-------- Exercise material --------

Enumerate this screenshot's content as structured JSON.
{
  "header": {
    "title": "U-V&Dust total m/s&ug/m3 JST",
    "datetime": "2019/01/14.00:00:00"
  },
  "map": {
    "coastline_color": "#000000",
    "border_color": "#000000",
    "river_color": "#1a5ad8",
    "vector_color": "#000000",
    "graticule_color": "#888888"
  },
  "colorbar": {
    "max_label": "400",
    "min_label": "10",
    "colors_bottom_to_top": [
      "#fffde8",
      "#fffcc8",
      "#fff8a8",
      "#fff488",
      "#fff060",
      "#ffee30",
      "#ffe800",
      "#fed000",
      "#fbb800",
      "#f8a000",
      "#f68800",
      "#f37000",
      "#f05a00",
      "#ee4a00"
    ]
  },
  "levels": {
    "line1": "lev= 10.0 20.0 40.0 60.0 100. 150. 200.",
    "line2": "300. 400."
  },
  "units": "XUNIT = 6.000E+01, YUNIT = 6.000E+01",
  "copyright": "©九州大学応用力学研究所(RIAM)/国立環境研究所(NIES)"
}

--------

Short exercise - Output the listing above without altering a single character.

Final answer -
Enumerate this screenshot's content as structured JSON.
{
  "header": {
    "title": "U-V&Dust total m/s&ug/m3 JST",
    "datetime": "2019/01/14.00:00:00"
  },
  "map": {
    "coastline_color": "#000000",
    "border_color": "#000000",
    "river_color": "#1a5ad8",
    "vector_color": "#000000",
    "graticule_color": "#888888"
  },
  "colorbar": {
    "max_label": "400",
    "min_label": "10",
    "colors_bottom_to_top": [
      "#fffde8",
      "#fffcc8",
      "#fff8a8",
      "#fff488",
      "#fff060",
      "#ffee30",
      "#ffe800",
      "#fed000",
      "#fbb800",
      "#f8a000",
      "#f68800",
      "#f37000",
      "#f05a00",
      "#ee4a00"
    ]
  },
  "levels": {
    "line1": "lev= 10.0 20.0 40.0 60.0 100. 150. 200.",
    "line2": "300. 400."
  },
  "units": "XUNIT = 6.000E+01, YUNIT = 6.000E+01",
  "copyright": "©九州大学応用力学研究所(RIAM)/国立環境研究所(NIES)"
}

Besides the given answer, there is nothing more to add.